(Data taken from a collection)
========================
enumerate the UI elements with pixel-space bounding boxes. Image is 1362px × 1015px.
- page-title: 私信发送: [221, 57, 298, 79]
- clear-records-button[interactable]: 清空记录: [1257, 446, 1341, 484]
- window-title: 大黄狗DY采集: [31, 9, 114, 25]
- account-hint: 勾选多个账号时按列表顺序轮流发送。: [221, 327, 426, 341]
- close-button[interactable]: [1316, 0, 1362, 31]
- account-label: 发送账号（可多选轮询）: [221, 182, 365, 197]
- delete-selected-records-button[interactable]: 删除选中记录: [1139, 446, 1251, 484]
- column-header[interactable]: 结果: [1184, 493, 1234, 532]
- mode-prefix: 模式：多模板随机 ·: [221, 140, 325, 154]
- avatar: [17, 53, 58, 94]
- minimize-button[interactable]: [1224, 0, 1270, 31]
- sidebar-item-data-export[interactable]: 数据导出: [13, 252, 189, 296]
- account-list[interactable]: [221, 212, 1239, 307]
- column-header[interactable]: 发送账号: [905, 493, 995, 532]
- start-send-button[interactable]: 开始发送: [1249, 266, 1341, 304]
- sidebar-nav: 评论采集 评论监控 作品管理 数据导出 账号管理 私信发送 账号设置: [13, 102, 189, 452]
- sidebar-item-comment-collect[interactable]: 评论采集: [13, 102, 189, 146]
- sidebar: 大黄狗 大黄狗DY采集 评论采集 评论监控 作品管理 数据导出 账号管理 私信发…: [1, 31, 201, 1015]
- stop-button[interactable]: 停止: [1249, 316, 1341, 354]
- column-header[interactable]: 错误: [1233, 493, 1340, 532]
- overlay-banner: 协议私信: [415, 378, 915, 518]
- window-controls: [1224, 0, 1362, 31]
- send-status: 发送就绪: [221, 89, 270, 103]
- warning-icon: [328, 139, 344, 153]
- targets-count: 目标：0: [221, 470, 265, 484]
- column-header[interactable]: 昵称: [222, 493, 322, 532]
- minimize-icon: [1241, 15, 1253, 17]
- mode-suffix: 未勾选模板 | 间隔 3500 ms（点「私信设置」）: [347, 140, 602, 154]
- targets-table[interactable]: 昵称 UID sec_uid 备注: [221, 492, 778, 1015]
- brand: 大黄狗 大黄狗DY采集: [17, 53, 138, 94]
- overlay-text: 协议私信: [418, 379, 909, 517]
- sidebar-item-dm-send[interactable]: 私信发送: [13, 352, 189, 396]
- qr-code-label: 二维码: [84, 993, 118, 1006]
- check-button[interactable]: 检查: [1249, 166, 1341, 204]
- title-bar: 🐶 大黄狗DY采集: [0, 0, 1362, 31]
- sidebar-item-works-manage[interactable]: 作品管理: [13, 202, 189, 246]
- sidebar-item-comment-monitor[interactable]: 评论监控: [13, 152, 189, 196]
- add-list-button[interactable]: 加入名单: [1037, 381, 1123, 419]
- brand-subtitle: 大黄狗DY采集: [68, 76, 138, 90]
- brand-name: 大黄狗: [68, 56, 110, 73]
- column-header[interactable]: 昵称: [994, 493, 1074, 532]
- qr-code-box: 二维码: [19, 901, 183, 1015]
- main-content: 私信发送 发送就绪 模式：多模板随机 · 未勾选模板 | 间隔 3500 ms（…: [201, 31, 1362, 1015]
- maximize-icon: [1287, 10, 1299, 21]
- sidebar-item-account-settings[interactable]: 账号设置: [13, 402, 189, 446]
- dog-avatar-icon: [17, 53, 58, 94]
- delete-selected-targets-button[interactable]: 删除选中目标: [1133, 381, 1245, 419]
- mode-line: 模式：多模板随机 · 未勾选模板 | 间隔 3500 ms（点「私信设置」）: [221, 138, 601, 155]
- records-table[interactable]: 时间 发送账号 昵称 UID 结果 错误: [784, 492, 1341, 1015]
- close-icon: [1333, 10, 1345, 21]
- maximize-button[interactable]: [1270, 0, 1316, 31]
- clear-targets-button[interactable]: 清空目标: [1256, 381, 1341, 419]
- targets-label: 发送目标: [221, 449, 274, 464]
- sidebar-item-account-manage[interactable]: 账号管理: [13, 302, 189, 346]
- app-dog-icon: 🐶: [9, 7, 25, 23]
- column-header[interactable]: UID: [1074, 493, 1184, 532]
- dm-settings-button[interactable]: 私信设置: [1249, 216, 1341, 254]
========================
* Task statement *
Rewrite all of the records above, substituting "table-header" for every occurrence of "column-header" and leaving everything else unchanged.

* Exercise output *
enumerate the UI elements with pixel-space bounding boxes. Image is 1362px × 1015px.
- page-title: 私信发送: [221, 57, 298, 79]
- clear-records-button[interactable]: 清空记录: [1257, 446, 1341, 484]
- window-title: 大黄狗DY采集: [31, 9, 114, 25]
- account-hint: 勾选多个账号时按列表顺序轮流发送。: [221, 327, 426, 341]
- close-button[interactable]: [1316, 0, 1362, 31]
- account-label: 发送账号（可多选轮询）: [221, 182, 365, 197]
- delete-selected-records-button[interactable]: 删除选中记录: [1139, 446, 1251, 484]
- table-header[interactable]: 结果: [1184, 493, 1234, 532]
- mode-prefix: 模式：多模板随机 ·: [221, 140, 325, 154]
- avatar: [17, 53, 58, 94]
- minimize-button[interactable]: [1224, 0, 1270, 31]
- sidebar-item-data-export[interactable]: 数据导出: [13, 252, 189, 296]
- account-list[interactable]: [221, 212, 1239, 307]
- table-header[interactable]: 发送账号: [905, 493, 995, 532]
- start-send-button[interactable]: 开始发送: [1249, 266, 1341, 304]
- sidebar-nav: 评论采集 评论监控 作品管理 数据导出 账号管理 私信发送 账号设置: [13, 102, 189, 452]
- sidebar-item-comment-collect[interactable]: 评论采集: [13, 102, 189, 146]
- sidebar: 大黄狗 大黄狗DY采集 评论采集 评论监控 作品管理 数据导出 账号管理 私信发…: [1, 31, 201, 1015]
- stop-button[interactable]: 停止: [1249, 316, 1341, 354]
- table-header[interactable]: 错误: [1233, 493, 1340, 532]
- overlay-banner: 协议私信: [415, 378, 915, 518]
- window-controls: [1224, 0, 1362, 31]
- send-status: 发送就绪: [221, 89, 270, 103]
- warning-icon: [328, 139, 344, 153]
- targets-count: 目标：0: [221, 470, 265, 484]
- table-header[interactable]: 昵称: [222, 493, 322, 532]
- minimize-icon: [1241, 15, 1253, 17]
- mode-suffix: 未勾选模板 | 间隔 3500 ms（点「私信设置」）: [347, 140, 602, 154]
- targets-table[interactable]: 昵称 UID sec_uid 备注: [221, 492, 778, 1015]
- brand: 大黄狗 大黄狗DY采集: [17, 53, 138, 94]
- overlay-text: 协议私信: [418, 379, 909, 517]
- sidebar-item-dm-send[interactable]: 私信发送: [13, 352, 189, 396]
- qr-code-label: 二维码: [84, 993, 118, 1006]
- check-button[interactable]: 检查: [1249, 166, 1341, 204]
- title-bar: 🐶 大黄狗DY采集: [0, 0, 1362, 31]
- sidebar-item-works-manage[interactable]: 作品管理: [13, 202, 189, 246]
- sidebar-item-comment-monitor[interactable]: 评论监控: [13, 152, 189, 196]
- add-list-button[interactable]: 加入名单: [1037, 381, 1123, 419]
- brand-subtitle: 大黄狗DY采集: [68, 76, 138, 90]
- brand-name: 大黄狗: [68, 56, 110, 73]
- table-header[interactable]: 昵称: [994, 493, 1074, 532]
- qr-code-box: 二维码: [19, 901, 183, 1015]
- main-content: 私信发送 发送就绪 模式：多模板随机 · 未勾选模板 | 间隔 3500 ms（…: [201, 31, 1362, 1015]
- maximize-icon: [1287, 10, 1299, 21]
- sidebar-item-account-settings[interactable]: 账号设置: [13, 402, 189, 446]
- dog-avatar-icon: [17, 53, 58, 94]
- delete-selected-targets-button[interactable]: 删除选中目标: [1133, 381, 1245, 419]
- mode-line: 模式：多模板随机 · 未勾选模板 | 间隔 3500 ms（点「私信设置」）: [221, 138, 601, 155]
- records-table[interactable]: 时间 发送账号 昵称 UID 结果 错误: [784, 492, 1341, 1015]
- close-icon: [1333, 10, 1345, 21]
- maximize-button[interactable]: [1270, 0, 1316, 31]
- clear-targets-button[interactable]: 清空目标: [1256, 381, 1341, 419]
- targets-label: 发送目标: [221, 449, 274, 464]
- sidebar-item-account-manage[interactable]: 账号管理: [13, 302, 189, 346]
- app-dog-icon: 🐶: [9, 7, 25, 23]
- table-header[interactable]: UID: [1074, 493, 1184, 532]
- dm-settings-button[interactable]: 私信设置: [1249, 216, 1341, 254]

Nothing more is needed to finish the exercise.